[Source data]
<<<<

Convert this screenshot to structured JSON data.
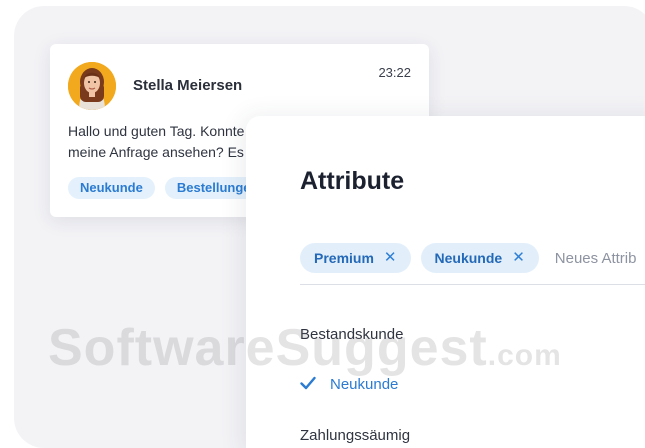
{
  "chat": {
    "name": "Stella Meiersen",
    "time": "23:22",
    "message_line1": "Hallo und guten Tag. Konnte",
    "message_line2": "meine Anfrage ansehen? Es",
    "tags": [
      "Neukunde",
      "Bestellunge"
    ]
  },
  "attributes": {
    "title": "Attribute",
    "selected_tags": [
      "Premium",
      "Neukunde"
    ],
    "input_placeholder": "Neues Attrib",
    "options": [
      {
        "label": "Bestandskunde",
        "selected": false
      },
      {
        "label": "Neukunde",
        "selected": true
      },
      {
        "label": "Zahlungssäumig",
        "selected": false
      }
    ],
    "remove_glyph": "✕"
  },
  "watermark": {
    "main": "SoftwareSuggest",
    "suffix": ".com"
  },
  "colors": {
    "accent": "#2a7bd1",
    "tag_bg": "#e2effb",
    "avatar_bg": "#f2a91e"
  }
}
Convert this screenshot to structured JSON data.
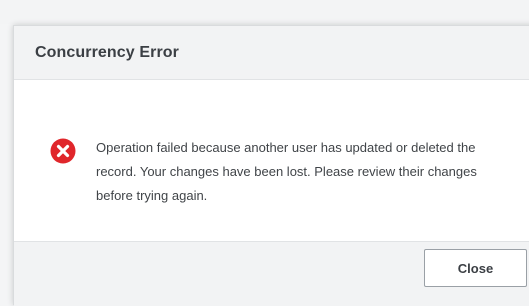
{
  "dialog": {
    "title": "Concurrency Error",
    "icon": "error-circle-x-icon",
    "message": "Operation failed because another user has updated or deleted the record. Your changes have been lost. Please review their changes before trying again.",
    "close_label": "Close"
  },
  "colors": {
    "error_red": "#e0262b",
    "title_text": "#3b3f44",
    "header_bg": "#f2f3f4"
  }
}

>>>>

Reproduce every entry word for word, but omit the pictures.

• ANSWER TO THIS PROBLEM
Convert this screenshot to structured JSON data.
{
  "chat": {
    "name": "Stella Meiersen",
    "time": "23:22",
    "message_line1": "Hallo und guten Tag. Konnte",
    "message_line2": "meine Anfrage ansehen? Es",
    "tags": [
      "Neukunde",
      "Bestellunge"
    ]
  },
  "attributes": {
    "title": "Attribute",
    "selected_tags": [
      "Premium",
      "Neukunde"
    ],
    "input_placeholder": "Neues Attrib",
    "options": [
      {
        "label": "Bestandskunde",
        "selected": false
      },
      {
        "label": "Neukunde",
        "selected": true
      },
      {
        "label": "Zahlungssäumig",
        "selected": false
      }
    ],
    "remove_glyph": "✕"
  },
  "watermark": {
    "main": "SoftwareSuggest",
    "suffix": ".com"
  },
  "colors": {
    "accent": "#2a7bd1",
    "tag_bg": "#e2effb",
    "avatar_bg": "#f2a91e"
  }
}
Convert this screenshot to structured JSON data.
{
  "dialog": {
    "title": "Concurrency Error",
    "icon": "error-circle-x-icon",
    "message": "Operation failed because another user has updated or deleted the record. Your changes have been lost. Please review their changes before trying again.",
    "close_label": "Close"
  },
  "colors": {
    "error_red": "#e0262b",
    "title_text": "#3b3f44",
    "header_bg": "#f2f3f4"
  }
}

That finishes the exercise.